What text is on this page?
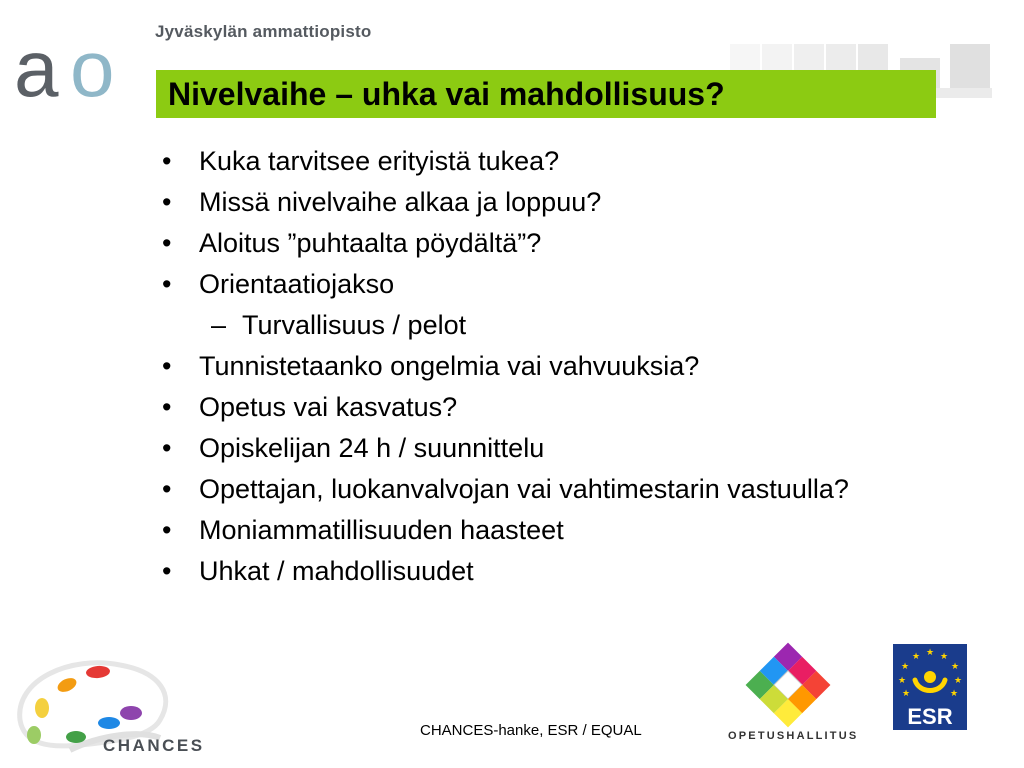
Jyväskylän ammattiopisto
a o Nivelvaihe – uhka vai mahdollisuus?
• Kuka tarvitsee erityistä tukea?
• Missä nivelvaihe alkaa ja loppuu?
• Aloitus ”puhtaalta pöydältä”?
• Orientaatiojakso
– Turvallisuus / pelot
• Tunnistetaanko ongelmia vai vahvuuksia?
• Opetus vai kasvatus?
• Opiskelijan 24 h / suunnittelu
• Opettajan, luokanvalvojan vai vahtimestarin vastuulla?
• Moniammatillisuuden haasteet
• Uhkat / mahdollisuudet
CHANCES
CHANCES-hanke, ESR / EQUAL	OPETUSHALLITUS
★
★ ★
★	★
★	★
★	★
ESR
+--
Aim of the task: Copy the whole of the material above exactly, but not its images.

Expected output:
What text is on this page?
Jyväskylän ammattiopisto
a o Nivelvaihe – uhka vai mahdollisuus?
• Kuka tarvitsee erityistä tukea?
• Missä nivelvaihe alkaa ja loppuu?
• Aloitus ”puhtaalta pöydältä”?
• Orientaatiojakso
– Turvallisuus / pelot
• Tunnistetaanko ongelmia vai vahvuuksia?
• Opetus vai kasvatus?
• Opiskelijan 24 h / suunnittelu
• Opettajan, luokanvalvojan vai vahtimestarin vastuulla?
• Moniammatillisuuden haasteet
• Uhkat / mahdollisuudet
CHANCES
CHANCES-hanke, ESR / EQUAL	OPETUSHALLITUS
★
★ ★
★	★
★	★
★	★
ESR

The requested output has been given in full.